INFORMATION GIVEN
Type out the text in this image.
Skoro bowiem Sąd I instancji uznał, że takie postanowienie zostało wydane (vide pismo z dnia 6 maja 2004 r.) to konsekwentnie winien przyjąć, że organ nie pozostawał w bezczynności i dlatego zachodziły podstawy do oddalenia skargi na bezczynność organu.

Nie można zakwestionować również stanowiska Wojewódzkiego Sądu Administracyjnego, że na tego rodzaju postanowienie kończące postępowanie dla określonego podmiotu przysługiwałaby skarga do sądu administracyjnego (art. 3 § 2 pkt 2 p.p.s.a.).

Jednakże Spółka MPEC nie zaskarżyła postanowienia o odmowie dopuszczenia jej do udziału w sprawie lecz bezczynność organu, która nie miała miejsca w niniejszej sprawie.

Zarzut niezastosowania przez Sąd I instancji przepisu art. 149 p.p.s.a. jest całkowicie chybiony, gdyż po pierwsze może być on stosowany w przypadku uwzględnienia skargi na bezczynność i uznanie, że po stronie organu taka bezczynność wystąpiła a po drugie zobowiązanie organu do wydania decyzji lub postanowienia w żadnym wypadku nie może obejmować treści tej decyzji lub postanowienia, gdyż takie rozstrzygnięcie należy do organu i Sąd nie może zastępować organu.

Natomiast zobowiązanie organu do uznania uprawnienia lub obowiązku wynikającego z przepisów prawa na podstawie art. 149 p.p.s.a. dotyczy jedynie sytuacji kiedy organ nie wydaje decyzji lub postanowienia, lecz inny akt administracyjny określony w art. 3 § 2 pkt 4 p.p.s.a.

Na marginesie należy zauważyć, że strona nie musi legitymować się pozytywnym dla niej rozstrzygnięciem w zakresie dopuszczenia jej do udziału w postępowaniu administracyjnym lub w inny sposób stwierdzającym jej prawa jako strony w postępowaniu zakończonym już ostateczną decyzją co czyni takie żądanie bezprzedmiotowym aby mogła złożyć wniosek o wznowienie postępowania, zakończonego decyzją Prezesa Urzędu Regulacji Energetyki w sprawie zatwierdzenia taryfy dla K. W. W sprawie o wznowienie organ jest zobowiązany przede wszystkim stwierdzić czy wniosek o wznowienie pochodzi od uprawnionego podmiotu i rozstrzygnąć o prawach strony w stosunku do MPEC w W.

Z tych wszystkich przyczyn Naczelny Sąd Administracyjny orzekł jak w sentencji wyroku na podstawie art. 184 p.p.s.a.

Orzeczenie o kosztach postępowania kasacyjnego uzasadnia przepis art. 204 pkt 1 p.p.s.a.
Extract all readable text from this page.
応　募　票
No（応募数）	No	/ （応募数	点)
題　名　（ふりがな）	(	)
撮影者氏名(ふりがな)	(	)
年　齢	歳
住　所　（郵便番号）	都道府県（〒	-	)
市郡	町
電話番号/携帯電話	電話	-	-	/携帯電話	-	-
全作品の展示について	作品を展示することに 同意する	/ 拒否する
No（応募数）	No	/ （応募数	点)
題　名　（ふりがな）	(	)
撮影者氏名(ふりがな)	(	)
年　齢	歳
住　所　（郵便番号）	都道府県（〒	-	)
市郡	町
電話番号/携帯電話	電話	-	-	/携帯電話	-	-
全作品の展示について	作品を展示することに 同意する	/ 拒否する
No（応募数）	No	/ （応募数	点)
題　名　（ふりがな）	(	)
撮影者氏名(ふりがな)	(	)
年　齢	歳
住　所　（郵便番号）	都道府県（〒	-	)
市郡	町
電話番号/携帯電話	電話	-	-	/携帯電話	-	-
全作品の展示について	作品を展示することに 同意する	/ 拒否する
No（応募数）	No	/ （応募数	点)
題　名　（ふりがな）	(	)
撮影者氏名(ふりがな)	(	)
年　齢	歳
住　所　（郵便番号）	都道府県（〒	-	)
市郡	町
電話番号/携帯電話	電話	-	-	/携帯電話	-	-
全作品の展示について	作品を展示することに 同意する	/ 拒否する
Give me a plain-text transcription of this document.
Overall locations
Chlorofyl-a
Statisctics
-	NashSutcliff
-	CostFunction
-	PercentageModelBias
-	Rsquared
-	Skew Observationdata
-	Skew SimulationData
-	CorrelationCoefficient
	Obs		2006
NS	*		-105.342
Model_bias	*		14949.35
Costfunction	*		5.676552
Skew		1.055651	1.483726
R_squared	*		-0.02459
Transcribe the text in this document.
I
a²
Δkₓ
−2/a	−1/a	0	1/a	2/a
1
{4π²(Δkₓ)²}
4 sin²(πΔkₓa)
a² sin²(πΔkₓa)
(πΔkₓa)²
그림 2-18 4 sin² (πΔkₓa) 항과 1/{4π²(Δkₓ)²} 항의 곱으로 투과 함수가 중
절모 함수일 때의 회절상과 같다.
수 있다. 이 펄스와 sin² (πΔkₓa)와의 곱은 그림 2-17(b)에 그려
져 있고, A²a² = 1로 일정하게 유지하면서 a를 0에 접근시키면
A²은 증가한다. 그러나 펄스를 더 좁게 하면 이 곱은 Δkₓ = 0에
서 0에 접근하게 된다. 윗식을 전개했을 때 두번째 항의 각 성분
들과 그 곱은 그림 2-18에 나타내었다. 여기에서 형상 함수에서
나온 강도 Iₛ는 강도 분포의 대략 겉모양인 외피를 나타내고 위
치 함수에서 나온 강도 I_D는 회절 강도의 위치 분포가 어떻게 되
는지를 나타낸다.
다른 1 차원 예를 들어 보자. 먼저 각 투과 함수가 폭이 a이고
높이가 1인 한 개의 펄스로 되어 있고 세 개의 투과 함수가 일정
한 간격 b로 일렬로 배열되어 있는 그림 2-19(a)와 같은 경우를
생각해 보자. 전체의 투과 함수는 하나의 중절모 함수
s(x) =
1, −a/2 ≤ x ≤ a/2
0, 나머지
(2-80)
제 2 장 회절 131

EXERCISE AIM
Figure out how many lines above include the string "this", then report that number and nothing else.

EXERCISE RESULT
4